- **TASK BRIEF**:
Find every line in the records below that holds the word "English", and copy it out.

====== EXCERPTED RECORDS

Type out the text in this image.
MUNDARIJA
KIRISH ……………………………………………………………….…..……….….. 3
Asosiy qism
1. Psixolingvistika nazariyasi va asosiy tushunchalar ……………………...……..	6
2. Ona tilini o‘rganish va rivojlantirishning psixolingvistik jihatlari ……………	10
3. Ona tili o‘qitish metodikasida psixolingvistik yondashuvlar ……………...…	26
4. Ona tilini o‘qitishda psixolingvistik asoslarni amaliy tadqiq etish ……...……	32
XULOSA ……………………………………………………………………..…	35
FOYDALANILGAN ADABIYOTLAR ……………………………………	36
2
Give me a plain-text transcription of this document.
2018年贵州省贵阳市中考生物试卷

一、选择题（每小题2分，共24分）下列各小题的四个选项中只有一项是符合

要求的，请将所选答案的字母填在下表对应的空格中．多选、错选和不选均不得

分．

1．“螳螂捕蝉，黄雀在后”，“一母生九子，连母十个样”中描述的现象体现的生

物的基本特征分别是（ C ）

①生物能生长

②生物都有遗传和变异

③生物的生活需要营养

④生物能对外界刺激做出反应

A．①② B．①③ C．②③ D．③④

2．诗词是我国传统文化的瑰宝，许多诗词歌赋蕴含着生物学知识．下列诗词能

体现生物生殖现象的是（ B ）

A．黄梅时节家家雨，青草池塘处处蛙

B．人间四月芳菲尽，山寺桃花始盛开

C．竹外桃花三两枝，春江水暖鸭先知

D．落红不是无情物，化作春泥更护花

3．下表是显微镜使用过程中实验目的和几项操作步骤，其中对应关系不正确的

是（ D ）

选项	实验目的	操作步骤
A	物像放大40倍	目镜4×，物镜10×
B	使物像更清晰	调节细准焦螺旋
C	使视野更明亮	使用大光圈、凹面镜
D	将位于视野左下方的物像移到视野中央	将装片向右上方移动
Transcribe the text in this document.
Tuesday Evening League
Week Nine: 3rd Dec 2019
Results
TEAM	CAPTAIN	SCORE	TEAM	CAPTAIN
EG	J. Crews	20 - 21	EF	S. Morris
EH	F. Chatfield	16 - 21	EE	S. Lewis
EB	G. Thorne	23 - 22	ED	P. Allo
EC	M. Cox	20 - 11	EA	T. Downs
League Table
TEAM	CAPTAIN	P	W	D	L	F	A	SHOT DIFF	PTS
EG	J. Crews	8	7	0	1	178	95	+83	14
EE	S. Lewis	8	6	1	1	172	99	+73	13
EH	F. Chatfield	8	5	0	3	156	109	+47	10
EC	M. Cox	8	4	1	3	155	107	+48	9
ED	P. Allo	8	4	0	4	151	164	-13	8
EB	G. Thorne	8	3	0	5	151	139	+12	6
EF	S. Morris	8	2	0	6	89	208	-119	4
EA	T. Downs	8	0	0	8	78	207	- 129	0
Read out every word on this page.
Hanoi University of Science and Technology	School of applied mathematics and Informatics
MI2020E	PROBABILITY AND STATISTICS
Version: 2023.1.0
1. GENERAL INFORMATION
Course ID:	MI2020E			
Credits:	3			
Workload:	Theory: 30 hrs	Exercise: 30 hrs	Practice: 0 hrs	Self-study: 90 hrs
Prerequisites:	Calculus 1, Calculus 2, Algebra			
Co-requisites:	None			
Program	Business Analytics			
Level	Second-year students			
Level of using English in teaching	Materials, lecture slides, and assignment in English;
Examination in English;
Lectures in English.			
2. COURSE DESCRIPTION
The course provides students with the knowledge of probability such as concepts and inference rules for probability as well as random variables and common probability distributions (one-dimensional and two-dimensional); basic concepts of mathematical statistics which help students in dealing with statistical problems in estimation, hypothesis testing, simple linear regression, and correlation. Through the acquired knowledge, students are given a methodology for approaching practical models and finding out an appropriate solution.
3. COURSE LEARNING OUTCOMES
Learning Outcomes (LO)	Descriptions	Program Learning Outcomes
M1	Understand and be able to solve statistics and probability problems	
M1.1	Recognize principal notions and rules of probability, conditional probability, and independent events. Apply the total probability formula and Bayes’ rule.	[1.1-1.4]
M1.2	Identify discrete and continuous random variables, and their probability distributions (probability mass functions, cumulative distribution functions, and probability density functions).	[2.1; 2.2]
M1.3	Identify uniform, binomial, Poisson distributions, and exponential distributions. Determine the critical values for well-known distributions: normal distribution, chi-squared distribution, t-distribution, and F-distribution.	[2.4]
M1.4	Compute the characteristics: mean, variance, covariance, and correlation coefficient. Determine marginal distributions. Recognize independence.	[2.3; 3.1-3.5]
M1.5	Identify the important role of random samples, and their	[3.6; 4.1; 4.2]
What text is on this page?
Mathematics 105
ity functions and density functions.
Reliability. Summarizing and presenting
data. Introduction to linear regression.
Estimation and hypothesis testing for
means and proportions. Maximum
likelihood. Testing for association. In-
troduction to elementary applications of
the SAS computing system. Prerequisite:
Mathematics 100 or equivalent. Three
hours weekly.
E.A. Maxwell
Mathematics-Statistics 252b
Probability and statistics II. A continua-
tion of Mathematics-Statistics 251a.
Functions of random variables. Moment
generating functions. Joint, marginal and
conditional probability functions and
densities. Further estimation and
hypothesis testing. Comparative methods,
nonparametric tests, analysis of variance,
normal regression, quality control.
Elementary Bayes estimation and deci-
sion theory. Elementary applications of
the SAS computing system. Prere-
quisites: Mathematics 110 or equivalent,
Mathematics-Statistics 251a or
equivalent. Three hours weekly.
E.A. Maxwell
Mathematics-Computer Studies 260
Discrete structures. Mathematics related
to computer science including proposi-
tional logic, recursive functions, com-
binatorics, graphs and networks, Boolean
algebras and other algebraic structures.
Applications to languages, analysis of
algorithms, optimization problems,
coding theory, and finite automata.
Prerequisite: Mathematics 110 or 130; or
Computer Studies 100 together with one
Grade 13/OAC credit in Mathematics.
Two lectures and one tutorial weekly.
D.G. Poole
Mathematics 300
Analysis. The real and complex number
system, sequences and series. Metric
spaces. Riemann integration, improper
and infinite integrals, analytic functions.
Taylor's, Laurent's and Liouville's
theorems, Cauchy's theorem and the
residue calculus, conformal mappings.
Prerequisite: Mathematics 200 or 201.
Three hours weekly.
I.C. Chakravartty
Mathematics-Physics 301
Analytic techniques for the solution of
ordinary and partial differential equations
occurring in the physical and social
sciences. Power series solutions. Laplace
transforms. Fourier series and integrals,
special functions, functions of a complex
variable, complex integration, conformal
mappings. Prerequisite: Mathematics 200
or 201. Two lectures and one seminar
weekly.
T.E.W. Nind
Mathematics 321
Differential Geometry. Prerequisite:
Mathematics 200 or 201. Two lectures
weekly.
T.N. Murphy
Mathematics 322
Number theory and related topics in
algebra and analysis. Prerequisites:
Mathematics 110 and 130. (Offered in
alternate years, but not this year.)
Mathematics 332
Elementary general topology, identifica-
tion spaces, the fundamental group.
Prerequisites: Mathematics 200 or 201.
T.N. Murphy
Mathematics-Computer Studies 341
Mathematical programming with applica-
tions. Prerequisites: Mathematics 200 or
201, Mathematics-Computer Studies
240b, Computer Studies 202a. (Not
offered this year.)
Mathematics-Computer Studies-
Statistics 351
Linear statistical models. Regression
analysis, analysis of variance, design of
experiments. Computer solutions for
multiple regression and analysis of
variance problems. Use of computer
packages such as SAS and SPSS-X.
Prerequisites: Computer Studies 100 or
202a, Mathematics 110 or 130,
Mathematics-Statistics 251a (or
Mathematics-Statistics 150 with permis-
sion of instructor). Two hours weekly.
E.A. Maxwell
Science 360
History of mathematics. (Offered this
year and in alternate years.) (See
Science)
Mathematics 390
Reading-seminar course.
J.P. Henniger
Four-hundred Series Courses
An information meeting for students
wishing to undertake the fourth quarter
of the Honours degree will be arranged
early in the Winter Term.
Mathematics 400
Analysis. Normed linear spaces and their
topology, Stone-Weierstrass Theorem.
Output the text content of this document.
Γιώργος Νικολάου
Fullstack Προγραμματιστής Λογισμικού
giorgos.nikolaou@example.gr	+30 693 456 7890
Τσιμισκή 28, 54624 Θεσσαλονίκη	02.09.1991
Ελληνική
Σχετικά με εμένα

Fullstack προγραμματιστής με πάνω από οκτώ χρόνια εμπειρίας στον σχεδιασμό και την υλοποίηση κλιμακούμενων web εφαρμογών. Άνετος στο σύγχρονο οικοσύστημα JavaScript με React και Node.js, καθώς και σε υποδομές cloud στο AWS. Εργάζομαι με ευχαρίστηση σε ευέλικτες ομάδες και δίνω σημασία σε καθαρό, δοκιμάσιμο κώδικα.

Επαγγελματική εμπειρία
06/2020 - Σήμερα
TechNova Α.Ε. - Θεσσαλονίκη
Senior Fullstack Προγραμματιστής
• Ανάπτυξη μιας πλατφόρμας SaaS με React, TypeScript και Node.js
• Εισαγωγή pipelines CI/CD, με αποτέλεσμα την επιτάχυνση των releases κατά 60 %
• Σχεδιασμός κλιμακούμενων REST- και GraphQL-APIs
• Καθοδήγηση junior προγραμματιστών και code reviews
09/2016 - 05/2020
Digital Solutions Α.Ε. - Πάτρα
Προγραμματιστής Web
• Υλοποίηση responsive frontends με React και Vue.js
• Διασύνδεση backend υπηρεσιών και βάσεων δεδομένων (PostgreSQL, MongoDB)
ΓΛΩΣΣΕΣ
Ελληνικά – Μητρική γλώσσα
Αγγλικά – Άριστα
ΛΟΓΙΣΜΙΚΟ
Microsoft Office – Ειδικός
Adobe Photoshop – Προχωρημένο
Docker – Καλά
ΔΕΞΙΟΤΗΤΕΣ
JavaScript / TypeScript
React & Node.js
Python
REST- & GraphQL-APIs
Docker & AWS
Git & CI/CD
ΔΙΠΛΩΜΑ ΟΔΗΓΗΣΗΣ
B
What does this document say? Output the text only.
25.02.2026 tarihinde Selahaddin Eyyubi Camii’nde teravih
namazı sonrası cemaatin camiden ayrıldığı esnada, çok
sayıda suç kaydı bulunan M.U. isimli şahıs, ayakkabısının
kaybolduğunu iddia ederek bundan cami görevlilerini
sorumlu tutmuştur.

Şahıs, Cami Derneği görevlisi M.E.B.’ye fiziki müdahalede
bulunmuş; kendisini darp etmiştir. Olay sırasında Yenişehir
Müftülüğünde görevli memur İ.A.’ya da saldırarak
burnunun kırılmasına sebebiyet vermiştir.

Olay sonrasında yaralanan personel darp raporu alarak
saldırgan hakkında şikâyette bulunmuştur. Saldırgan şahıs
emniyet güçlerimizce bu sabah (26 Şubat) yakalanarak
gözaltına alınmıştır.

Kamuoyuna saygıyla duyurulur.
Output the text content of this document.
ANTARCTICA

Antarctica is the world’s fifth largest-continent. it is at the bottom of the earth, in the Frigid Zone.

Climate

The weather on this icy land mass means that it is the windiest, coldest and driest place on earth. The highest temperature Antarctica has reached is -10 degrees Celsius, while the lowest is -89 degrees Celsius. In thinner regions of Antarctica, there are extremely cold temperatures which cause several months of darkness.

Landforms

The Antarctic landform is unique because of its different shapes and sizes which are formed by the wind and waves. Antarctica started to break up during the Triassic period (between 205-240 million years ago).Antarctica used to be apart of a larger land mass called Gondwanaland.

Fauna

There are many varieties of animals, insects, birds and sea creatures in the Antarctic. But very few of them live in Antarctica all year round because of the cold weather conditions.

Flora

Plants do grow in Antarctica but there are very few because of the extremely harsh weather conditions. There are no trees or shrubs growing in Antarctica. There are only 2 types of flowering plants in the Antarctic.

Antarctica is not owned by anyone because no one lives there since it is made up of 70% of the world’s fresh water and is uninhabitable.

============

- **FINISHED EXERCISE**:
Level of using English in teaching	Materials, lecture slides, and assignment in English;
Examination in English;
Lectures in English.			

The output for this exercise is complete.